» Stated task:
Omit every picture, then give all the entries again exactly.

(Dataset excerpts)
↓↓↓

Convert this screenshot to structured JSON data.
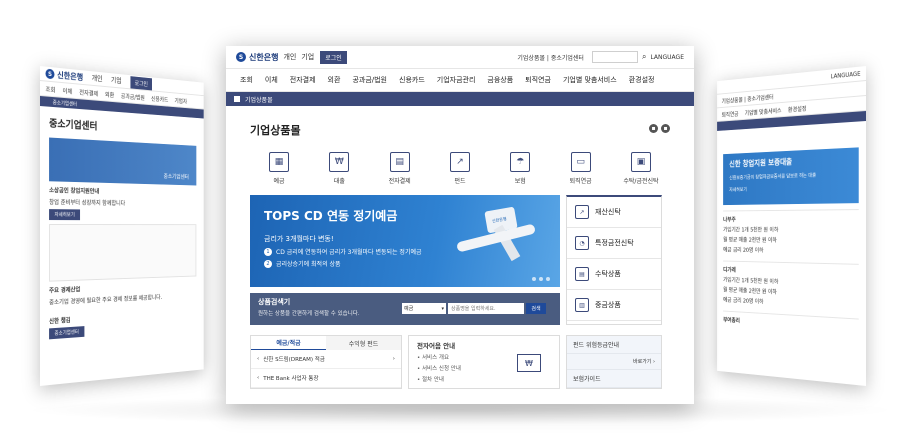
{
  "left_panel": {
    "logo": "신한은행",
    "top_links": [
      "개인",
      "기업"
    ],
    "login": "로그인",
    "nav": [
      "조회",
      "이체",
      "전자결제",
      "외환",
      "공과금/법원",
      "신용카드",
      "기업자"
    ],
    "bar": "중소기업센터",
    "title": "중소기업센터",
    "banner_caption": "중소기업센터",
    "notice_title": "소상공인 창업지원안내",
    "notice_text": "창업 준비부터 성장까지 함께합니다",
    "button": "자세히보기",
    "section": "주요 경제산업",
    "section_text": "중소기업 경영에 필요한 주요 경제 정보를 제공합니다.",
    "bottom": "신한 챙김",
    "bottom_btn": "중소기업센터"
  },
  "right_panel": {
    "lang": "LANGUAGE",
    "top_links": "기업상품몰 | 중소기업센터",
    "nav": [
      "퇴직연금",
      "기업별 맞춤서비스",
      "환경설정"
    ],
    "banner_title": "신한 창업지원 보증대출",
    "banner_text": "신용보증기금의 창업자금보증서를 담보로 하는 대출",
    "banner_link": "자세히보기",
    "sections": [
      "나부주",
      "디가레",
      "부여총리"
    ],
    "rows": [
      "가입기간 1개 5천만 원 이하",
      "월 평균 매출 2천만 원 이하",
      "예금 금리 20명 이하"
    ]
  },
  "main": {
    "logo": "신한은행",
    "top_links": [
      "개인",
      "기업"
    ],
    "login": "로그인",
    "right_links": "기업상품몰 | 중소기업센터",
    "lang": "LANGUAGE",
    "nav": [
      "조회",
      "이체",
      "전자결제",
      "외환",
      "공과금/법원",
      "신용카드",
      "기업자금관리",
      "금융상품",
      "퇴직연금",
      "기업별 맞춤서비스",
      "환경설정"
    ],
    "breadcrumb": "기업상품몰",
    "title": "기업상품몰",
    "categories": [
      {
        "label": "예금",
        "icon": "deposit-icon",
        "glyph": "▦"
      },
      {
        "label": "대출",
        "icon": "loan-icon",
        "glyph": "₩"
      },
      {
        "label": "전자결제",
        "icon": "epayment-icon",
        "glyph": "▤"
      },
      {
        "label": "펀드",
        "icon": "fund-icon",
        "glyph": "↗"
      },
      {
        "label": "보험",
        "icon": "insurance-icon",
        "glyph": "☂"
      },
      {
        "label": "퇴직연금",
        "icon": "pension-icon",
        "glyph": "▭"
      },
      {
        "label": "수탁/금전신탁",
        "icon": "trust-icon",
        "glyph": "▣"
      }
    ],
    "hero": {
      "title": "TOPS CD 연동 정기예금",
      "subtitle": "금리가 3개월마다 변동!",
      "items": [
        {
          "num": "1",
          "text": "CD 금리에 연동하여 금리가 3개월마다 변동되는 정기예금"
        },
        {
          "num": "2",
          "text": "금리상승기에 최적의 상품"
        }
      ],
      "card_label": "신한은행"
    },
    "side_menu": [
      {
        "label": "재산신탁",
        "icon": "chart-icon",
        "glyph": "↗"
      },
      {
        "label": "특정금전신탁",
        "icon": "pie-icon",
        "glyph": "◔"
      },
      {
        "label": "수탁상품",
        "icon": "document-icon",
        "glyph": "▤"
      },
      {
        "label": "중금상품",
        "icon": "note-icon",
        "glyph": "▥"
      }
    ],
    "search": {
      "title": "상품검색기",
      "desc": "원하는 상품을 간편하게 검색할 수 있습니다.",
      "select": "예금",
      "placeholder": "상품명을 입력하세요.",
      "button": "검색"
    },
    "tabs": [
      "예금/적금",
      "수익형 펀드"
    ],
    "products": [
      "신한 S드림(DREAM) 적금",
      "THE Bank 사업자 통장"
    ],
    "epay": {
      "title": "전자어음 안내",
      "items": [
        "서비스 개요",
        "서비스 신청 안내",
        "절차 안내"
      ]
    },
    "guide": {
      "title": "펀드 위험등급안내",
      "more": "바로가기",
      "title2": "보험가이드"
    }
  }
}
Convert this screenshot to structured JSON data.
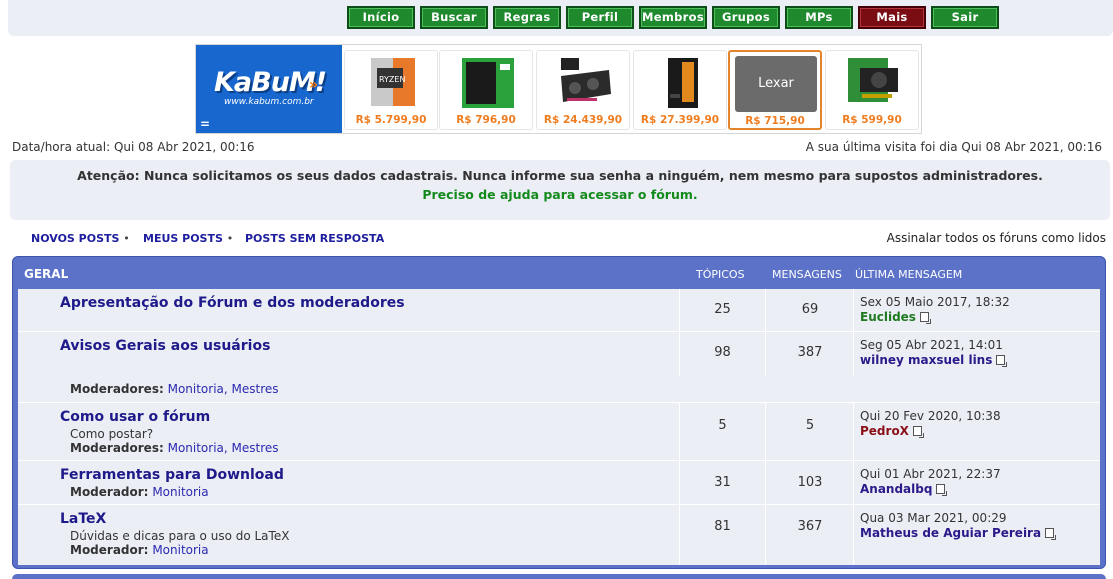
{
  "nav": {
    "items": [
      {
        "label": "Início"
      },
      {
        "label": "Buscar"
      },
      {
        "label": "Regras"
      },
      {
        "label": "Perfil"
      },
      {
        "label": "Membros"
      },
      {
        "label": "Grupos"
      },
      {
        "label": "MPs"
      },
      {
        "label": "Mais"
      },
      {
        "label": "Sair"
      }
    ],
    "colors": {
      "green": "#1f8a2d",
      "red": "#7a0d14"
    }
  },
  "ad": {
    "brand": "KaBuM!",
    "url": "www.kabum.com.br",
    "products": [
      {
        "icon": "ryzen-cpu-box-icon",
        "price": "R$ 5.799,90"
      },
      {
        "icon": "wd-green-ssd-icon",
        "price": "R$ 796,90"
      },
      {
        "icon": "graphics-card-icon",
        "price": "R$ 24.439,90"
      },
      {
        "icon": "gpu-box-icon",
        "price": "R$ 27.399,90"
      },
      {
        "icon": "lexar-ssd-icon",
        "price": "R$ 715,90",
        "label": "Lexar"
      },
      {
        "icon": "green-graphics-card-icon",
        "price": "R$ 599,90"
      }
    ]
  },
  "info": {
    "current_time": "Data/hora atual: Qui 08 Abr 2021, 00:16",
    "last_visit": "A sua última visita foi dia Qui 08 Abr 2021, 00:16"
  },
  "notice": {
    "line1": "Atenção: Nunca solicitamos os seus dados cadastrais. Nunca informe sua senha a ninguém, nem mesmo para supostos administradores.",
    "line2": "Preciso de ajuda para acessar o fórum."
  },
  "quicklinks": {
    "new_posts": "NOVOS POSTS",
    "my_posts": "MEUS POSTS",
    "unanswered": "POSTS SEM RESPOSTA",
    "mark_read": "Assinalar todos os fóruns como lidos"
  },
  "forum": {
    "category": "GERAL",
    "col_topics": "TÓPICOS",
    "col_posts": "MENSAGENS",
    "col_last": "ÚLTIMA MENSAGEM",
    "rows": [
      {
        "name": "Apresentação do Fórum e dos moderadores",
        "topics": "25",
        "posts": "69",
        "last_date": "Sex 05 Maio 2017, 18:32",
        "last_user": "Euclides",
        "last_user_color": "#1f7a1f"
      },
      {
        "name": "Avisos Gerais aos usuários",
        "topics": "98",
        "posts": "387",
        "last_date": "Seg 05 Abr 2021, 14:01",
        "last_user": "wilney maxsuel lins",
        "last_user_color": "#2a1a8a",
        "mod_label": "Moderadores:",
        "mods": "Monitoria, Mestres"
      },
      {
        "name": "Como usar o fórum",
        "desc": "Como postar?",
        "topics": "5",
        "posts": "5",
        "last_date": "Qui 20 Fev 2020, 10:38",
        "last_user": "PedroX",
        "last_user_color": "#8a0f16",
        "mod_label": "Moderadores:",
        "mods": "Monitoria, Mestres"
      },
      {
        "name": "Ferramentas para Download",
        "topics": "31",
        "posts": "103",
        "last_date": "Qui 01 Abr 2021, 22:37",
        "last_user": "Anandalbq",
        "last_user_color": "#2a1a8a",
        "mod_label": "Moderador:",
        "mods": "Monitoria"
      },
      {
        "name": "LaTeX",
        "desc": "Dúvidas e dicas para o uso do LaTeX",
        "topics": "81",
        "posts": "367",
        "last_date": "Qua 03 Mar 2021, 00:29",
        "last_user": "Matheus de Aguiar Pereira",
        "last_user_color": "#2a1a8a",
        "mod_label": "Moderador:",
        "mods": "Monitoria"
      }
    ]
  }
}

↑↑↑

» Complete response:
Convert this screenshot to structured JSON data.
{
  "left_panel": {
    "logo": "신한은행",
    "top_links": [
      "개인",
      "기업"
    ],
    "login": "로그인",
    "nav": [
      "조회",
      "이체",
      "전자결제",
      "외환",
      "공과금/법원",
      "신용카드",
      "기업자"
    ],
    "bar": "중소기업센터",
    "title": "중소기업센터",
    "banner_caption": "중소기업센터",
    "notice_title": "소상공인 창업지원안내",
    "notice_text": "창업 준비부터 성장까지 함께합니다",
    "button": "자세히보기",
    "section": "주요 경제산업",
    "section_text": "중소기업 경영에 필요한 주요 경제 정보를 제공합니다.",
    "bottom": "신한 챙김",
    "bottom_btn": "중소기업센터"
  },
  "right_panel": {
    "lang": "LANGUAGE",
    "top_links": "기업상품몰 | 중소기업센터",
    "nav": [
      "퇴직연금",
      "기업별 맞춤서비스",
      "환경설정"
    ],
    "banner_title": "신한 창업지원 보증대출",
    "banner_text": "신용보증기금의 창업자금보증서를 담보로 하는 대출",
    "banner_link": "자세히보기",
    "sections": [
      "나부주",
      "디가레",
      "부여총리"
    ],
    "rows": [
      "가입기간 1개 5천만 원 이하",
      "월 평균 매출 2천만 원 이하",
      "예금 금리 20명 이하"
    ]
  },
  "main": {
    "logo": "신한은행",
    "top_links": [
      "개인",
      "기업"
    ],
    "login": "로그인",
    "right_links": "기업상품몰 | 중소기업센터",
    "lang": "LANGUAGE",
    "nav": [
      "조회",
      "이체",
      "전자결제",
      "외환",
      "공과금/법원",
      "신용카드",
      "기업자금관리",
      "금융상품",
      "퇴직연금",
      "기업별 맞춤서비스",
      "환경설정"
    ],
    "breadcrumb": "기업상품몰",
    "title": "기업상품몰",
    "categories": [
      {
        "label": "예금",
        "icon": "deposit-icon",
        "glyph": "▦"
      },
      {
        "label": "대출",
        "icon": "loan-icon",
        "glyph": "₩"
      },
      {
        "label": "전자결제",
        "icon": "epayment-icon",
        "glyph": "▤"
      },
      {
        "label": "펀드",
        "icon": "fund-icon",
        "glyph": "↗"
      },
      {
        "label": "보험",
        "icon": "insurance-icon",
        "glyph": "☂"
      },
      {
        "label": "퇴직연금",
        "icon": "pension-icon",
        "glyph": "▭"
      },
      {
        "label": "수탁/금전신탁",
        "icon": "trust-icon",
        "glyph": "▣"
      }
    ],
    "hero": {
      "title": "TOPS CD 연동 정기예금",
      "subtitle": "금리가 3개월마다 변동!",
      "items": [
        {
          "num": "1",
          "text": "CD 금리에 연동하여 금리가 3개월마다 변동되는 정기예금"
        },
        {
          "num": "2",
          "text": "금리상승기에 최적의 상품"
        }
      ],
      "card_label": "신한은행"
    },
    "side_menu": [
      {
        "label": "재산신탁",
        "icon": "chart-icon",
        "glyph": "↗"
      },
      {
        "label": "특정금전신탁",
        "icon": "pie-icon",
        "glyph": "◔"
      },
      {
        "label": "수탁상품",
        "icon": "document-icon",
        "glyph": "▤"
      },
      {
        "label": "중금상품",
        "icon": "note-icon",
        "glyph": "▥"
      }
    ],
    "search": {
      "title": "상품검색기",
      "desc": "원하는 상품을 간편하게 검색할 수 있습니다.",
      "select": "예금",
      "placeholder": "상품명을 입력하세요.",
      "button": "검색"
    },
    "tabs": [
      "예금/적금",
      "수익형 펀드"
    ],
    "products": [
      "신한 S드림(DREAM) 적금",
      "THE Bank 사업자 통장"
    ],
    "epay": {
      "title": "전자어음 안내",
      "items": [
        "서비스 개요",
        "서비스 신청 안내",
        "절차 안내"
      ]
    },
    "guide": {
      "title": "펀드 위험등급안내",
      "more": "바로가기",
      "title2": "보험가이드"
    }
  }
}
Convert this screenshot to structured JSON data.
{
  "nav": {
    "items": [
      {
        "label": "Início"
      },
      {
        "label": "Buscar"
      },
      {
        "label": "Regras"
      },
      {
        "label": "Perfil"
      },
      {
        "label": "Membros"
      },
      {
        "label": "Grupos"
      },
      {
        "label": "MPs"
      },
      {
        "label": "Mais"
      },
      {
        "label": "Sair"
      }
    ],
    "colors": {
      "green": "#1f8a2d",
      "red": "#7a0d14"
    }
  },
  "ad": {
    "brand": "KaBuM!",
    "url": "www.kabum.com.br",
    "products": [
      {
        "icon": "ryzen-cpu-box-icon",
        "price": "R$ 5.799,90"
      },
      {
        "icon": "wd-green-ssd-icon",
        "price": "R$ 796,90"
      },
      {
        "icon": "graphics-card-icon",
        "price": "R$ 24.439,90"
      },
      {
        "icon": "gpu-box-icon",
        "price": "R$ 27.399,90"
      },
      {
        "icon": "lexar-ssd-icon",
        "price": "R$ 715,90",
        "label": "Lexar"
      },
      {
        "icon": "green-graphics-card-icon",
        "price": "R$ 599,90"
      }
    ]
  },
  "info": {
    "current_time": "Data/hora atual: Qui 08 Abr 2021, 00:16",
    "last_visit": "A sua última visita foi dia Qui 08 Abr 2021, 00:16"
  },
  "notice": {
    "line1": "Atenção: Nunca solicitamos os seus dados cadastrais. Nunca informe sua senha a ninguém, nem mesmo para supostos administradores.",
    "line2": "Preciso de ajuda para acessar o fórum."
  },
  "quicklinks": {
    "new_posts": "NOVOS POSTS",
    "my_posts": "MEUS POSTS",
    "unanswered": "POSTS SEM RESPOSTA",
    "mark_read": "Assinalar todos os fóruns como lidos"
  },
  "forum": {
    "category": "GERAL",
    "col_topics": "TÓPICOS",
    "col_posts": "MENSAGENS",
    "col_last": "ÚLTIMA MENSAGEM",
    "rows": [
      {
        "name": "Apresentação do Fórum e dos moderadores",
        "topics": "25",
        "posts": "69",
        "last_date": "Sex 05 Maio 2017, 18:32",
        "last_user": "Euclides",
        "last_user_color": "#1f7a1f"
      },
      {
        "name": "Avisos Gerais aos usuários",
        "topics": "98",
        "posts": "387",
        "last_date": "Seg 05 Abr 2021, 14:01",
        "last_user": "wilney maxsuel lins",
        "last_user_color": "#2a1a8a",
        "mod_label": "Moderadores:",
        "mods": "Monitoria, Mestres"
      },
      {
        "name": "Como usar o fórum",
        "desc": "Como postar?",
        "topics": "5",
        "posts": "5",
        "last_date": "Qui 20 Fev 2020, 10:38",
        "last_user": "PedroX",
        "last_user_color": "#8a0f16",
        "mod_label": "Moderadores:",
        "mods": "Monitoria, Mestres"
      },
      {
        "name": "Ferramentas para Download",
        "topics": "31",
        "posts": "103",
        "last_date": "Qui 01 Abr 2021, 22:37",
        "last_user": "Anandalbq",
        "last_user_color": "#2a1a8a",
        "mod_label": "Moderador:",
        "mods": "Monitoria"
      },
      {
        "name": "LaTeX",
        "desc": "Dúvidas e dicas para o uso do LaTeX",
        "topics": "81",
        "posts": "367",
        "last_date": "Qua 03 Mar 2021, 00:29",
        "last_user": "Matheus de Aguiar Pereira",
        "last_user_color": "#2a1a8a",
        "mod_label": "Moderador:",
        "mods": "Monitoria"
      }
    ]
  }
}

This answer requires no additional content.